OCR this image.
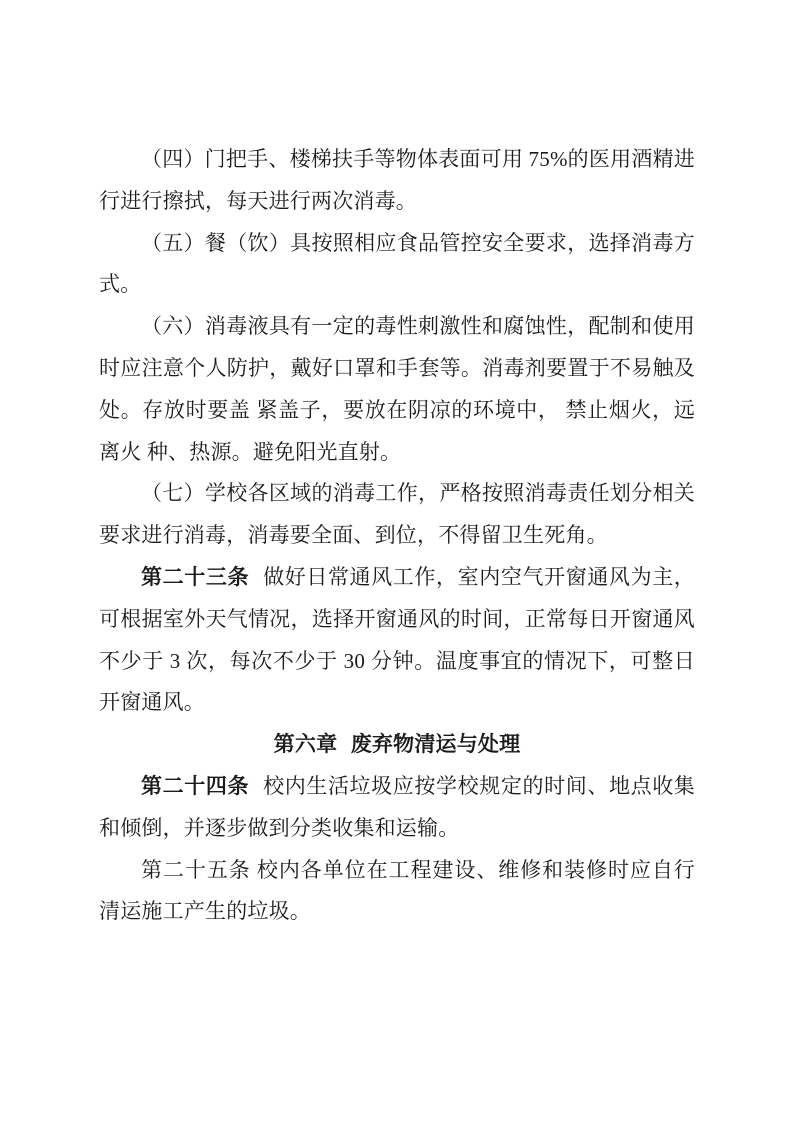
（四）门把手、楼梯扶手等物体表面可用 75%的医用酒精进行进行擦拭，每天进行两次消毒。

（五）餐（饮）具按照相应食品管控安全要求，选择消毒方式。

（六）消毒液具有一定的毒性刺激性和腐蚀性，配制和使用时应注意个人防护，戴好口罩和手套等。消毒剂要置于不易触及处。存放时要盖 紧盖子，要放在阴凉的环境中， 禁止烟火，远离火 种、热源。避免阳光直射。

（七）学校各区域的消毒工作，严格按照消毒责任划分相关要求进行消毒，消毒要全面、到位，不得留卫生死角。

第二十三条 做好日常通风工作，室内空气开窗通风为主，可根据室外天气情况，选择开窗通风的时间，正常每日开窗通风不少于 3 次，每次不少于 30 分钟。温度事宜的情况下，可整日开窗通风。

第六章 废弃物清运与处理

第二十四条 校内生活垃圾应按学校规定的时间、地点收集和倾倒，并逐步做到分类收集和运输。

第二十五条 校内各单位在工程建设、维修和装修时应自行清运施工产生的垃圾。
----
Restate each entry word for word, please, but drop any images it holds.

• **TASK RESPONSE**:
OCR this image.
（四）门把手、楼梯扶手等物体表面可用 75%的医用酒精进行进行擦拭，每天进行两次消毒。

（五）餐（饮）具按照相应食品管控安全要求，选择消毒方式。

（六）消毒液具有一定的毒性刺激性和腐蚀性，配制和使用时应注意个人防护，戴好口罩和手套等。消毒剂要置于不易触及处。存放时要盖 紧盖子，要放在阴凉的环境中， 禁止烟火，远离火 种、热源。避免阳光直射。

（七）学校各区域的消毒工作，严格按照消毒责任划分相关要求进行消毒，消毒要全面、到位，不得留卫生死角。

第二十三条 做好日常通风工作，室内空气开窗通风为主，可根据室外天气情况，选择开窗通风的时间，正常每日开窗通风不少于 3 次，每次不少于 30 分钟。温度事宜的情况下，可整日开窗通风。

第六章 废弃物清运与处理

第二十四条 校内生活垃圾应按学校规定的时间、地点收集和倾倒，并逐步做到分类收集和运输。

第二十五条 校内各单位在工程建设、维修和装修时应自行清运施工产生的垃圾。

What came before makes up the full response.